Der Batman-Jubel: „Für solchen Quatsch bin ich zu alt“

Nicht witzig gefunden hatte Reif, dass sich Pierre-Emerick Aubameyang und Marco Reus nach dem ersten Tor gegen den FC Schalke 04 mit bereit gelegtem Batman-Kopfschmuck zeigten. Im Original hieß der Reif’sche Kurzkommentar: „Für solchen Quatsch bin ich zu alt.“ Das war in der Sache deutlich, aber selbstironisch war es auch.

Marcel Reif – seit anderthalb Jahren übrigens Schweizer Staatsbürger – hatte in der Sportberichterstattung schon immer eine seltsam schillernde Außenseiterrolle. In Polen geboren als Sohn eines Juden und einer katholischen Mutter ging er mit den Eltern über Tel Aviv nach Kaiserslautern, spielte sehr ordentlich Fußball (beim 1. FC, dem seine Leidenschaft als Fan bis heute gilt, nicht dem FC Bayern) und kam in Mainz beim ZDF-Fernsehen – ein eher seltener Weg – über die Politik zum „Sport-Spiegel“.

Dort passierte das Gegenteil der heute meist üblichen Sportberichterstattung: Man sah oft Zerrbilder des Metiers, die jetzt durchweg geschönt werden. Reif kommentierte damals drastischer als heute im Stadion. Als Fußballreporter konservierte er wiederum einen eigenen Ton: er konnte immer noch grundbegeistert sein von der Schönheit des Sports und abgrundtief angeödet von ästhetischer Verflachung. Abständiger als der Fußball-WM-Kommentator Reif 2002 den Namen „Ziege“ (Christian, DFB-Spieler, hernach Vizeweltmeister) aussprach, ging es kaum.

» Gegebene Einträge

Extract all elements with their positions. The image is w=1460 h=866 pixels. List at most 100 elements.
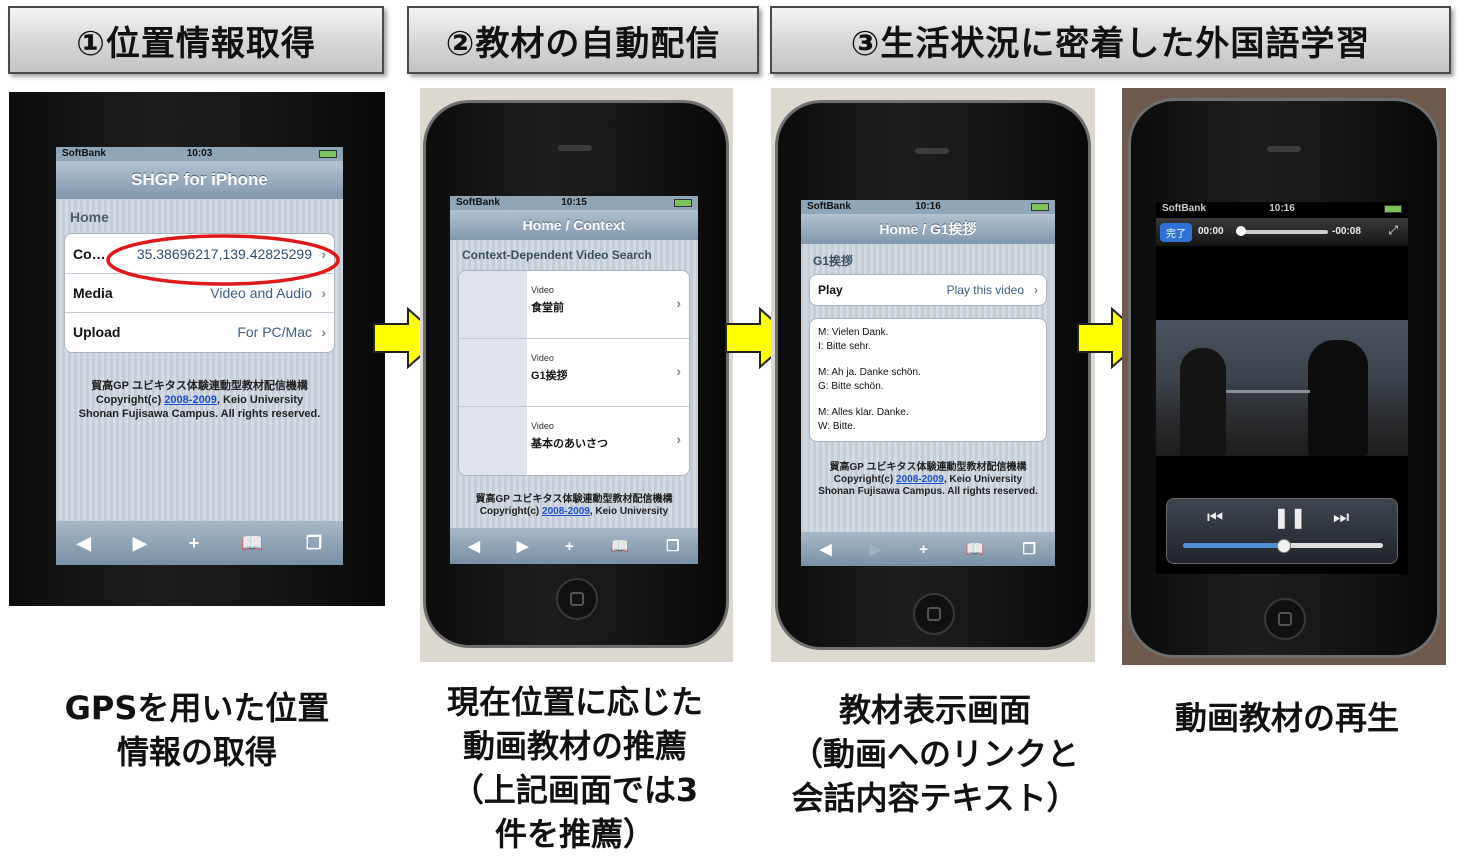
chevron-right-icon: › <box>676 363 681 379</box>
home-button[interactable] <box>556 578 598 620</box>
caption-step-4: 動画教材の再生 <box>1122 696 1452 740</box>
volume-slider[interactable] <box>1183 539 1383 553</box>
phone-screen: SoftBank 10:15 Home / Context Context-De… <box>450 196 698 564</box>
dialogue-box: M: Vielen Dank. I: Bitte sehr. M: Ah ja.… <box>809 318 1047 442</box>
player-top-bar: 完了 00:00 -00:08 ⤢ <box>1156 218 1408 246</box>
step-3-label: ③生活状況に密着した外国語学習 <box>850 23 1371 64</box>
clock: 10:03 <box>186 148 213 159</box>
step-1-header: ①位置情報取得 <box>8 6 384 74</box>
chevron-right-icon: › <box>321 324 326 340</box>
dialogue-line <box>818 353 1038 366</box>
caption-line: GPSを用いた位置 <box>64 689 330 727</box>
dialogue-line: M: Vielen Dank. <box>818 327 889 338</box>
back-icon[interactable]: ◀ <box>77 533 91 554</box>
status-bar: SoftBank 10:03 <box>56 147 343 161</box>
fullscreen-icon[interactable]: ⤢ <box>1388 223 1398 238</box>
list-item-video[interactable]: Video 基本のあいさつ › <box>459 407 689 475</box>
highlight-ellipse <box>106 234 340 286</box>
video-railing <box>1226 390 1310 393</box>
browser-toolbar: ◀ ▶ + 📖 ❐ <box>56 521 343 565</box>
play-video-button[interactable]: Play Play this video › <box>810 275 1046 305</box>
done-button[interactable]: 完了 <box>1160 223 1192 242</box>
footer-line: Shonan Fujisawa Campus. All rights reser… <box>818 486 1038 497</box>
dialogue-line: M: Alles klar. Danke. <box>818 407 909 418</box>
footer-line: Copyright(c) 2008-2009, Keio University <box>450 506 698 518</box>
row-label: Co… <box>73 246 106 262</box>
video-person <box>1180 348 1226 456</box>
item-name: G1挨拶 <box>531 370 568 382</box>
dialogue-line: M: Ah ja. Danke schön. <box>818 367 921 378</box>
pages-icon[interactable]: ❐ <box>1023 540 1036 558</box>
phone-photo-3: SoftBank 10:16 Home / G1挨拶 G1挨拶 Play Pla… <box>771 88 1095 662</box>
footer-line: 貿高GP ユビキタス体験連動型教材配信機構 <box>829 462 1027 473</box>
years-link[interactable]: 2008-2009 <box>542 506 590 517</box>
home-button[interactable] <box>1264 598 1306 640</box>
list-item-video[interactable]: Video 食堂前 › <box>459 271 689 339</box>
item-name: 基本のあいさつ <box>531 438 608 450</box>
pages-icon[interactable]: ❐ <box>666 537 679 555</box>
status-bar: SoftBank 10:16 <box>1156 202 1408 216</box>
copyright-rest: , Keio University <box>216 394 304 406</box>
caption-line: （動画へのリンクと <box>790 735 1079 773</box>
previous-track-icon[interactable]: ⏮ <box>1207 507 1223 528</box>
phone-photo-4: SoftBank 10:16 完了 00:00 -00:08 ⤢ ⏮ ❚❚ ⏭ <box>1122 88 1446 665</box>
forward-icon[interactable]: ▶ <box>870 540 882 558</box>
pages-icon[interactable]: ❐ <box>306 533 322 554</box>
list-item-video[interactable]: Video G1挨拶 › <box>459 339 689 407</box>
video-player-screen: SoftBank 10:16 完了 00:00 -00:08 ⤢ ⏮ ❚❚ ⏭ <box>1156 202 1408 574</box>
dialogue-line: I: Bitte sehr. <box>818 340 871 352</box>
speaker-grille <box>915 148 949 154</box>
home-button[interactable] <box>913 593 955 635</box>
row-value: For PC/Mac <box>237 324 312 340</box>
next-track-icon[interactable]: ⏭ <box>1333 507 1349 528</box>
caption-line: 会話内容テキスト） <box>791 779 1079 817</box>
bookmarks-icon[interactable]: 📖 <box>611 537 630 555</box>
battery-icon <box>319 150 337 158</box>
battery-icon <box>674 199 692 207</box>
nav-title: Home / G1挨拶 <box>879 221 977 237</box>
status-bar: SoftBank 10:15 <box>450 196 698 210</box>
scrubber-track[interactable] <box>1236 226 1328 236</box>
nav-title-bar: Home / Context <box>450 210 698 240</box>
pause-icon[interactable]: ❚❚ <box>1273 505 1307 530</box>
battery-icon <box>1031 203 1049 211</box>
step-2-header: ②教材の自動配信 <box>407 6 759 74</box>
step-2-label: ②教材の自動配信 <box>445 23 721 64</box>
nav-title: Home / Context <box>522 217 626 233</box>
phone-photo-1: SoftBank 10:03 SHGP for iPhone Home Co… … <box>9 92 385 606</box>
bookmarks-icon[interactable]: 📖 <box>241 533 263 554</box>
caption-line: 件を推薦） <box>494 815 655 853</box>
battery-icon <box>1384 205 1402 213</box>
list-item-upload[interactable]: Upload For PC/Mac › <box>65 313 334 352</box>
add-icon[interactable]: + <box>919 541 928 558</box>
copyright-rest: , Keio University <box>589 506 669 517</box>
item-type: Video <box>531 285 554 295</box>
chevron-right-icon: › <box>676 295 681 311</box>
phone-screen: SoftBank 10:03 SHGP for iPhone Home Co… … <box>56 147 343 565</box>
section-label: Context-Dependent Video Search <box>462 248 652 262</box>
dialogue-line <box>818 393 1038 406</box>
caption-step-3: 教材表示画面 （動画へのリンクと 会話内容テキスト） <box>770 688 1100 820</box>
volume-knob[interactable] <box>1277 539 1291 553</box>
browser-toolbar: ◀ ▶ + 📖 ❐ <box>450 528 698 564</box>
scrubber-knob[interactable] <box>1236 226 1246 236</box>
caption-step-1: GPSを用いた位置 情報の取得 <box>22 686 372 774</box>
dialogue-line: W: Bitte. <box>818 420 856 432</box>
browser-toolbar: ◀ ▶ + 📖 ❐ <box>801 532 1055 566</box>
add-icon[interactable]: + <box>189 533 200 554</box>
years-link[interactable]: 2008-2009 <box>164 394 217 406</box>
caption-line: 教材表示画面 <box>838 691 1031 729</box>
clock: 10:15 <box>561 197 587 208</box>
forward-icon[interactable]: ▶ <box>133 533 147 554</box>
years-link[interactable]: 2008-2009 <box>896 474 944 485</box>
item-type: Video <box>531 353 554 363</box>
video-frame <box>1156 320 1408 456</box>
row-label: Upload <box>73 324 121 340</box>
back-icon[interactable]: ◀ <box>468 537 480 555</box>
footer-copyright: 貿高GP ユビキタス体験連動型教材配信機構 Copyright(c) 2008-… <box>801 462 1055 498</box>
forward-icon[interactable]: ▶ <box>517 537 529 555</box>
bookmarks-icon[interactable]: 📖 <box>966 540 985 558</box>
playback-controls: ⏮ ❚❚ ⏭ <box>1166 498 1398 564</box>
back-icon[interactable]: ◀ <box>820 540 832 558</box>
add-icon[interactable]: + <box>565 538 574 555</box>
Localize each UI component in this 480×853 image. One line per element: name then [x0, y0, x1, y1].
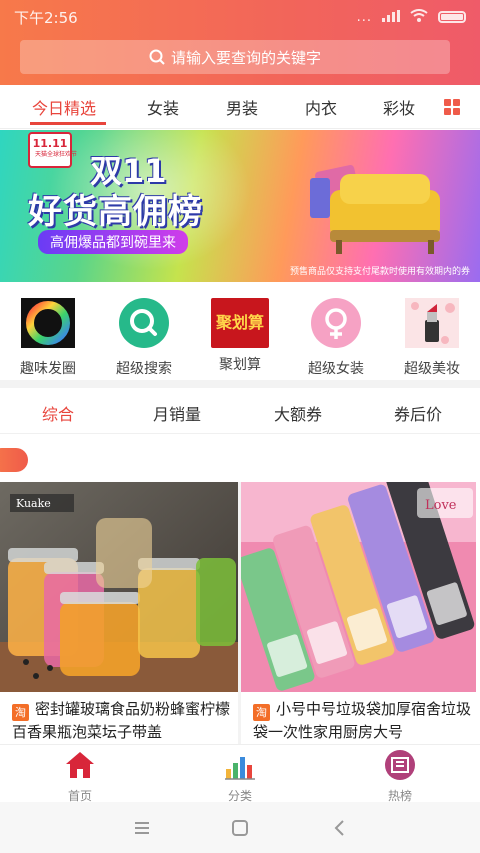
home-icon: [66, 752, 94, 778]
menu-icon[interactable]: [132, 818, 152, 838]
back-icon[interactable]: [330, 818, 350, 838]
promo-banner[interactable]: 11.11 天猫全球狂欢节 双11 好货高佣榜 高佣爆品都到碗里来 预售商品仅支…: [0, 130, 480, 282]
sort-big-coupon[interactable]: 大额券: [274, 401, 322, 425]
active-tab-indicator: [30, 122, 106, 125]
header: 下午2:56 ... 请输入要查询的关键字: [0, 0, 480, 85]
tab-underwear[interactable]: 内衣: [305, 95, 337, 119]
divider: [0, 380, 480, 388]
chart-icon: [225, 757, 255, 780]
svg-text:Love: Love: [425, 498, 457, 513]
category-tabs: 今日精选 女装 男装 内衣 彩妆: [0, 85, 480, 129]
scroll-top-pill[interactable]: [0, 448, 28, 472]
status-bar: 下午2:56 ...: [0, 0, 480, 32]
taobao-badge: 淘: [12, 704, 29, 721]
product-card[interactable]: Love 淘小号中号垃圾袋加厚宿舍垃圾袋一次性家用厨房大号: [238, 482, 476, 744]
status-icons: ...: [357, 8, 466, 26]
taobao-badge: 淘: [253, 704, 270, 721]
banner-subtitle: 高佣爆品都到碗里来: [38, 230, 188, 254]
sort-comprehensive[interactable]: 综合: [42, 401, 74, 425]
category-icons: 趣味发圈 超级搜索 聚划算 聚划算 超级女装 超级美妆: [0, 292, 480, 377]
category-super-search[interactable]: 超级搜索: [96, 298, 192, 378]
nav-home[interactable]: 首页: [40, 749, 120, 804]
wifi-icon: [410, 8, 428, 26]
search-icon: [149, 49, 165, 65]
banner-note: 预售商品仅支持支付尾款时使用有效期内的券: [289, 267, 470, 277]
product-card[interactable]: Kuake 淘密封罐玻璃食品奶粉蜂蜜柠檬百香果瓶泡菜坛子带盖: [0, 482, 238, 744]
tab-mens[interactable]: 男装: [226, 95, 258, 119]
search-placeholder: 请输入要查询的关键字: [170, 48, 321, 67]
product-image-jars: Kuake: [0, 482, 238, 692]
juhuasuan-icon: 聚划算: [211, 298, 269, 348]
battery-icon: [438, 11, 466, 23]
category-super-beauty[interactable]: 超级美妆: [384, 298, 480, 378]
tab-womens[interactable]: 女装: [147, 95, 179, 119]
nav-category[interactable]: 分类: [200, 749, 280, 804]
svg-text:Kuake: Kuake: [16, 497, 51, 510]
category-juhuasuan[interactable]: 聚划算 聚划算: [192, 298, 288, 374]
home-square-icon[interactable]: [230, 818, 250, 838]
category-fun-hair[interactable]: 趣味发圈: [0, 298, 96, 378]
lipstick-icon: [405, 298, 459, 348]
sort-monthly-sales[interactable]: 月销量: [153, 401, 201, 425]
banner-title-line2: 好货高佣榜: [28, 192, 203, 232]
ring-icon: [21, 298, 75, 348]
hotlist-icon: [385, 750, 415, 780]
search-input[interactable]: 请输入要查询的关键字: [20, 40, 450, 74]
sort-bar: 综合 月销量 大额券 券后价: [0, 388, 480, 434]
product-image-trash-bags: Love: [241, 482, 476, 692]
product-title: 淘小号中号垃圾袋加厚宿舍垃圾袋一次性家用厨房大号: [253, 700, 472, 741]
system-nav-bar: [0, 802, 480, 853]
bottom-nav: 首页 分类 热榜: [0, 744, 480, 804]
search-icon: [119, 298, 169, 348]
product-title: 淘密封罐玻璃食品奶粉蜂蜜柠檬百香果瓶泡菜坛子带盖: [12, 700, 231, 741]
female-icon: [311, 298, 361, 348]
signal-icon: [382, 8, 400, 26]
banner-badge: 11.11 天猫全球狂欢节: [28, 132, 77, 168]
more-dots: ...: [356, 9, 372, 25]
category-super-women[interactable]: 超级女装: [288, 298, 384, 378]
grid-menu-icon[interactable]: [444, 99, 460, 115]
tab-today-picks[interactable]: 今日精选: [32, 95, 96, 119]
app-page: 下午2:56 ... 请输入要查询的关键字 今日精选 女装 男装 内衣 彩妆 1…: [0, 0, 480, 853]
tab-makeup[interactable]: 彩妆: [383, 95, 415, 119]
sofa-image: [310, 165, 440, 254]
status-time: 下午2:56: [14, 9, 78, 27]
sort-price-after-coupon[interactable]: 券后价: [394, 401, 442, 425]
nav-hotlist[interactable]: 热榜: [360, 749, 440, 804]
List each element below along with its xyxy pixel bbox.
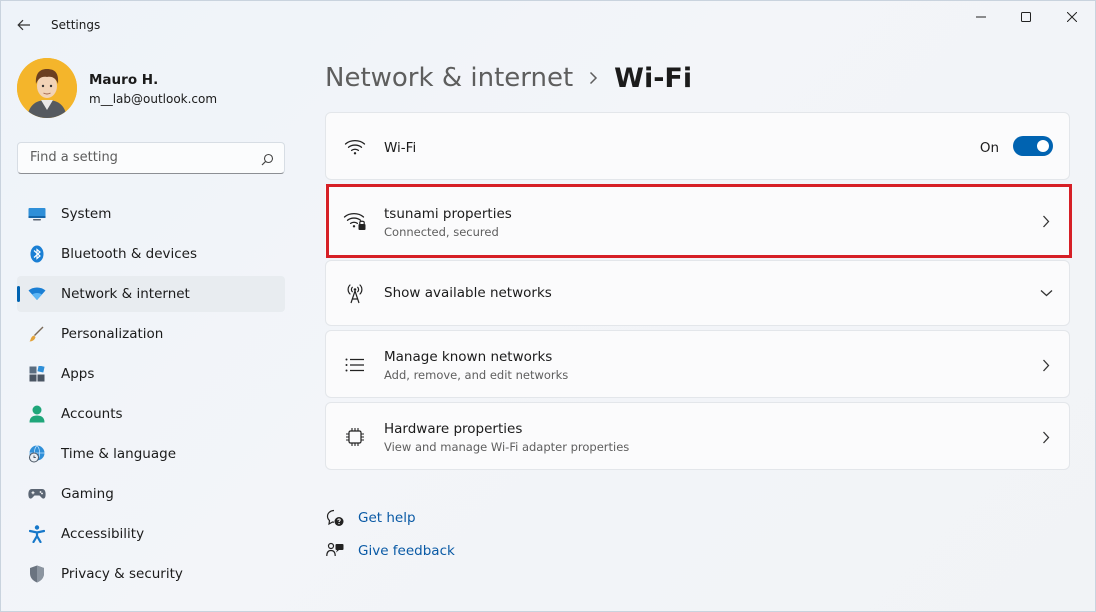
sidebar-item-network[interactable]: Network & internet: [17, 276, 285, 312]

» Schriftliche Aufgabe
Geben Sie den Absatz des Textauszugs, der mit „Marcel Reif – seit anderthalb Jahren“ beginnt, als kurze Stichpunktliste mit seinen wesentlichen Fakten wieder.

» Lösung
- Marcel Reif ist seit anderthalb Jahren Schweizer Staatsbürger.
- In der Sportberichterstattung hatte er schon immer eine seltsam schillernde Außenseiterrolle.
- Geboren wurde er in Polen als Sohn eines Juden und einer katholischen Mutter.
- Mit den Eltern ging er über Tel Aviv nach Kaiserslautern.
- Er spielte sehr ordentlich Fußball beim 1. FC. Diesem Verein gilt bis heute seine Leidenschaft als Fan, nicht dem FC Bayern.
- Beim ZDF in Mainz kam er über die Politik zum „Sport-Spiegel“, ein eher seltener Weg.